[Stored data entries]

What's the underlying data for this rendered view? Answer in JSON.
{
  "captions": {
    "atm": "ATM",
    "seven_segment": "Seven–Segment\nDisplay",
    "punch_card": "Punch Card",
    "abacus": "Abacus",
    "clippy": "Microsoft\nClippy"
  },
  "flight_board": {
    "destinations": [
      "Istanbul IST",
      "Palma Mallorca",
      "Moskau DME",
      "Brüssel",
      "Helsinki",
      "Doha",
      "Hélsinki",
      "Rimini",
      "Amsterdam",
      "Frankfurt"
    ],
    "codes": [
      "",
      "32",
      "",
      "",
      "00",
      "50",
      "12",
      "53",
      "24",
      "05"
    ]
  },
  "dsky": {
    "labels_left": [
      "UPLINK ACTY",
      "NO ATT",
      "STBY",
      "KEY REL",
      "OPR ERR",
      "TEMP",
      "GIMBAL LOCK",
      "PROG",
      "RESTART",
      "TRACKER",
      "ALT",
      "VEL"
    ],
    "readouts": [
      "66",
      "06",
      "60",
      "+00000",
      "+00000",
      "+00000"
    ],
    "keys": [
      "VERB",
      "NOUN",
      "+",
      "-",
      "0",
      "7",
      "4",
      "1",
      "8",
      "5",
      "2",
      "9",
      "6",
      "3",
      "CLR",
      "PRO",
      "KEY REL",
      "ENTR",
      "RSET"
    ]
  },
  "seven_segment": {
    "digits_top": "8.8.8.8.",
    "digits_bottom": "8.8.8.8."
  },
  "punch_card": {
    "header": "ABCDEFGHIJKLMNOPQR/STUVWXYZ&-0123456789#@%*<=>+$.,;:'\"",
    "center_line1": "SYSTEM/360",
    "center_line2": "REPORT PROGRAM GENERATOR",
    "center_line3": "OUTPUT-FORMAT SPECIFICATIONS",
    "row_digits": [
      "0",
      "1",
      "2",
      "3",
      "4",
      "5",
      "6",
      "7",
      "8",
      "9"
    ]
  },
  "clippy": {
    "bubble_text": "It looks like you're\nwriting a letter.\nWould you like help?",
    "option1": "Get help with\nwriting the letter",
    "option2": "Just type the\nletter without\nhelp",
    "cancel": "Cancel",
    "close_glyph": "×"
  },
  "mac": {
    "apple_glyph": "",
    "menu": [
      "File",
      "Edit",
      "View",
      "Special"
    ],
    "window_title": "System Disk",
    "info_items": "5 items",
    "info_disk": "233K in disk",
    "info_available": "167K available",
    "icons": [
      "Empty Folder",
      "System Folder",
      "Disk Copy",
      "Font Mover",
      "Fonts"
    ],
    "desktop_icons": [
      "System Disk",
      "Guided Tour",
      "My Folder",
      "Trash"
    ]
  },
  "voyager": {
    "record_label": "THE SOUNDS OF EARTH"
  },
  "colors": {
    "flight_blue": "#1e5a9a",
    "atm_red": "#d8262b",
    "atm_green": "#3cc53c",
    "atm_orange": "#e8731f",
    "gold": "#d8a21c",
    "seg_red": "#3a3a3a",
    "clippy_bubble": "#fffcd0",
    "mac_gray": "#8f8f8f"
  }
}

Directions: Copy out the whole listing exactly; please set it all down.

Exercise response:
What's the underlying data for this rendered view? Answer in JSON.
{
  "captions": {
    "atm": "ATM",
    "seven_segment": "Seven–Segment\nDisplay",
    "punch_card": "Punch Card",
    "abacus": "Abacus",
    "clippy": "Microsoft\nClippy"
  },
  "flight_board": {
    "destinations": [
      "Istanbul IST",
      "Palma Mallorca",
      "Moskau DME",
      "Brüssel",
      "Helsinki",
      "Doha",
      "Hélsinki",
      "Rimini",
      "Amsterdam",
      "Frankfurt"
    ],
    "codes": [
      "",
      "32",
      "",
      "",
      "00",
      "50",
      "12",
      "53",
      "24",
      "05"
    ]
  },
  "dsky": {
    "labels_left": [
      "UPLINK ACTY",
      "NO ATT",
      "STBY",
      "KEY REL",
      "OPR ERR",
      "TEMP",
      "GIMBAL LOCK",
      "PROG",
      "RESTART",
      "TRACKER",
      "ALT",
      "VEL"
    ],
    "readouts": [
      "66",
      "06",
      "60",
      "+00000",
      "+00000",
      "+00000"
    ],
    "keys": [
      "VERB",
      "NOUN",
      "+",
      "-",
      "0",
      "7",
      "4",
      "1",
      "8",
      "5",
      "2",
      "9",
      "6",
      "3",
      "CLR",
      "PRO",
      "KEY REL",
      "ENTR",
      "RSET"
    ]
  },
  "seven_segment": {
    "digits_top": "8.8.8.8.",
    "digits_bottom": "8.8.8.8."
  },
  "punch_card": {
    "header": "ABCDEFGHIJKLMNOPQR/STUVWXYZ&-0123456789#@%*<=>+$.,;:'\"",
    "center_line1": "SYSTEM/360",
    "center_line2": "REPORT PROGRAM GENERATOR",
    "center_line3": "OUTPUT-FORMAT SPECIFICATIONS",
    "row_digits": [
      "0",
      "1",
      "2",
      "3",
      "4",
      "5",
      "6",
      "7",
      "8",
      "9"
    ]
  },
  "clippy": {
    "bubble_text": "It looks like you're\nwriting a letter.\nWould you like help?",
    "option1": "Get help with\nwriting the letter",
    "option2": "Just type the\nletter without\nhelp",
    "cancel": "Cancel",
    "close_glyph": "×"
  },
  "mac": {
    "apple_glyph": "",
    "menu": [
      "File",
      "Edit",
      "View",
      "Special"
    ],
    "window_title": "System Disk",
    "info_items": "5 items",
    "info_disk": "233K in disk",
    "info_available": "167K available",
    "icons": [
      "Empty Folder",
      "System Folder",
      "Disk Copy",
      "Font Mover",
      "Fonts"
    ],
    "desktop_icons": [
      "System Disk",
      "Guided Tour",
      "My Folder",
      "Trash"
    ]
  },
  "voyager": {
    "record_label": "THE SOUNDS OF EARTH"
  },
  "colors": {
    "flight_blue": "#1e5a9a",
    "atm_red": "#d8262b",
    "atm_green": "#3cc53c",
    "atm_orange": "#e8731f",
    "gold": "#d8a21c",
    "seg_red": "#3a3a3a",
    "clippy_bubble": "#fffcd0",
    "mac_gray": "#8f8f8f"
  }
}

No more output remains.